* TASK REQUIREMENTS *
Give back the records below exactly, every one, with no pictures.

* * * * *

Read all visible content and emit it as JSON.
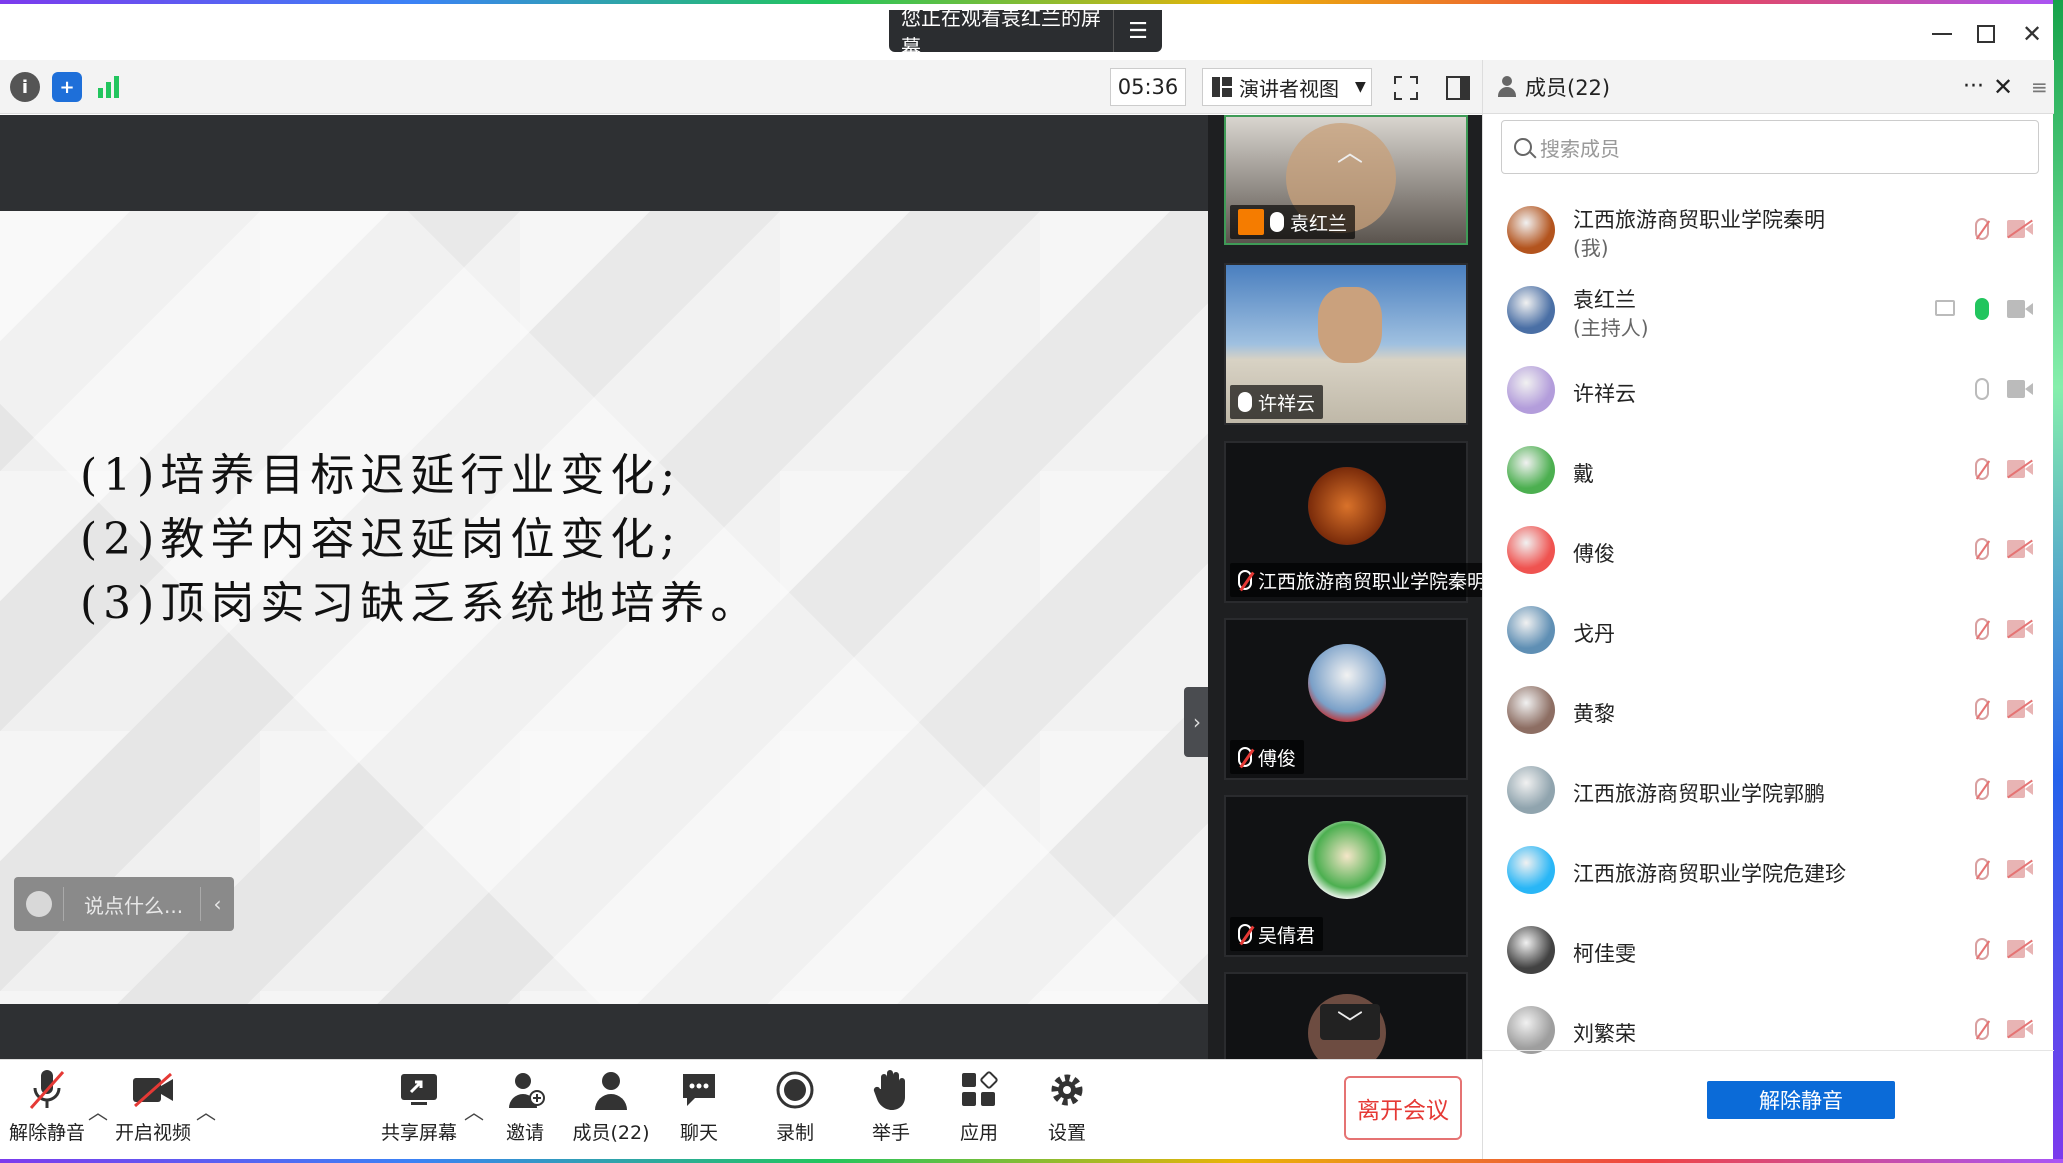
{
  "title_bar": {
    "share_banner": "您正在观看袁红兰的屏幕",
    "menu_glyph": "☰"
  },
  "toolbar": {
    "timer": "05:36",
    "view_mode": "演讲者视图"
  },
  "slide": {
    "lines": [
      "(1)培养目标迟延行业变化;",
      "(2)教学内容迟延岗位变化;",
      "(3)顶岗实习缺乏系统地培养。"
    ]
  },
  "chat_bubble": {
    "placeholder": "说点什么..."
  },
  "video_tiles": [
    {
      "name": "袁红兰",
      "mic": "on",
      "active": true,
      "avatar_color": "#c8a07a"
    },
    {
      "name": "许祥云",
      "mic": "on",
      "active": false,
      "avatar_color": "#8ab4d8"
    },
    {
      "name": "江西旅游商贸职业学院秦明",
      "mic": "off",
      "active": false,
      "avatar_color": "#b3541e"
    },
    {
      "name": "傅俊",
      "mic": "off",
      "active": false,
      "avatar_color": "#7aa0c8"
    },
    {
      "name": "吴倩君",
      "mic": "off",
      "active": false,
      "avatar_color": "#4caf50"
    }
  ],
  "members_panel": {
    "title": "成员(22)",
    "more_glyph": "···",
    "search_placeholder": "搜索成员",
    "members": [
      {
        "name": "江西旅游商贸职业学院秦明",
        "sub": "(我)",
        "mic": "off",
        "cam": "off",
        "avatar_color": "#b3541e"
      },
      {
        "name": "袁红兰",
        "sub": "(主持人)",
        "mic": "green",
        "cam": "on",
        "share": true,
        "avatar_color": "#4a6fa5"
      },
      {
        "name": "许祥云",
        "sub": "",
        "mic": "grey",
        "cam": "on",
        "avatar_color": "#b39ddb"
      },
      {
        "name": "戴",
        "sub": "",
        "mic": "off",
        "cam": "off",
        "avatar_color": "#4caf50"
      },
      {
        "name": "傅俊",
        "sub": "",
        "mic": "off",
        "cam": "off",
        "avatar_color": "#ef5350"
      },
      {
        "name": "戈丹",
        "sub": "",
        "mic": "off",
        "cam": "off",
        "avatar_color": "#5f8fb4"
      },
      {
        "name": "黄黎",
        "sub": "",
        "mic": "off",
        "cam": "off",
        "avatar_color": "#8d6e63"
      },
      {
        "name": "江西旅游商贸职业学院郭鹏",
        "sub": "",
        "mic": "off",
        "cam": "off",
        "avatar_color": "#90a4ae"
      },
      {
        "name": "江西旅游商贸职业学院危建珍",
        "sub": "",
        "mic": "off",
        "cam": "off",
        "avatar_color": "#29b6f6"
      },
      {
        "name": "柯佳雯",
        "sub": "",
        "mic": "off",
        "cam": "off",
        "avatar_color": "#424242"
      },
      {
        "name": "刘繁荣",
        "sub": "",
        "mic": "off",
        "cam": "off",
        "avatar_color": "#9e9e9e"
      }
    ],
    "unmute_all_label": "解除静音"
  },
  "bottom_bar": {
    "unmute": "解除静音",
    "start_video": "开启视频",
    "share_screen": "共享屏幕",
    "invite": "邀请",
    "members": "成员(22)",
    "chat": "聊天",
    "record": "录制",
    "raise_hand": "举手",
    "apps": "应用",
    "settings": "设置",
    "leave": "离开会议"
  },
  "colors": {
    "accent_blue": "#0b6bd8",
    "leave_red": "#e53935",
    "stage_dark": "#2e3033",
    "active_green": "#3f9b57"
  }
}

* * * * *

* FINAL RESULT *
Read all visible content and emit it as JSON.
{
  "title_bar": {
    "share_banner": "您正在观看袁红兰的屏幕",
    "menu_glyph": "☰"
  },
  "toolbar": {
    "timer": "05:36",
    "view_mode": "演讲者视图"
  },
  "slide": {
    "lines": [
      "(1)培养目标迟延行业变化;",
      "(2)教学内容迟延岗位变化;",
      "(3)顶岗实习缺乏系统地培养。"
    ]
  },
  "chat_bubble": {
    "placeholder": "说点什么..."
  },
  "video_tiles": [
    {
      "name": "袁红兰",
      "mic": "on",
      "active": true,
      "avatar_color": "#c8a07a"
    },
    {
      "name": "许祥云",
      "mic": "on",
      "active": false,
      "avatar_color": "#8ab4d8"
    },
    {
      "name": "江西旅游商贸职业学院秦明",
      "mic": "off",
      "active": false,
      "avatar_color": "#b3541e"
    },
    {
      "name": "傅俊",
      "mic": "off",
      "active": false,
      "avatar_color": "#7aa0c8"
    },
    {
      "name": "吴倩君",
      "mic": "off",
      "active": false,
      "avatar_color": "#4caf50"
    }
  ],
  "members_panel": {
    "title": "成员(22)",
    "more_glyph": "···",
    "search_placeholder": "搜索成员",
    "members": [
      {
        "name": "江西旅游商贸职业学院秦明",
        "sub": "(我)",
        "mic": "off",
        "cam": "off",
        "avatar_color": "#b3541e"
      },
      {
        "name": "袁红兰",
        "sub": "(主持人)",
        "mic": "green",
        "cam": "on",
        "share": true,
        "avatar_color": "#4a6fa5"
      },
      {
        "name": "许祥云",
        "sub": "",
        "mic": "grey",
        "cam": "on",
        "avatar_color": "#b39ddb"
      },
      {
        "name": "戴",
        "sub": "",
        "mic": "off",
        "cam": "off",
        "avatar_color": "#4caf50"
      },
      {
        "name": "傅俊",
        "sub": "",
        "mic": "off",
        "cam": "off",
        "avatar_color": "#ef5350"
      },
      {
        "name": "戈丹",
        "sub": "",
        "mic": "off",
        "cam": "off",
        "avatar_color": "#5f8fb4"
      },
      {
        "name": "黄黎",
        "sub": "",
        "mic": "off",
        "cam": "off",
        "avatar_color": "#8d6e63"
      },
      {
        "name": "江西旅游商贸职业学院郭鹏",
        "sub": "",
        "mic": "off",
        "cam": "off",
        "avatar_color": "#90a4ae"
      },
      {
        "name": "江西旅游商贸职业学院危建珍",
        "sub": "",
        "mic": "off",
        "cam": "off",
        "avatar_color": "#29b6f6"
      },
      {
        "name": "柯佳雯",
        "sub": "",
        "mic": "off",
        "cam": "off",
        "avatar_color": "#424242"
      },
      {
        "name": "刘繁荣",
        "sub": "",
        "mic": "off",
        "cam": "off",
        "avatar_color": "#9e9e9e"
      }
    ],
    "unmute_all_label": "解除静音"
  },
  "bottom_bar": {
    "unmute": "解除静音",
    "start_video": "开启视频",
    "share_screen": "共享屏幕",
    "invite": "邀请",
    "members": "成员(22)",
    "chat": "聊天",
    "record": "录制",
    "raise_hand": "举手",
    "apps": "应用",
    "settings": "设置",
    "leave": "离开会议"
  },
  "colors": {
    "accent_blue": "#0b6bd8",
    "leave_red": "#e53935",
    "stage_dark": "#2e3033",
    "active_green": "#3f9b57"
  }
}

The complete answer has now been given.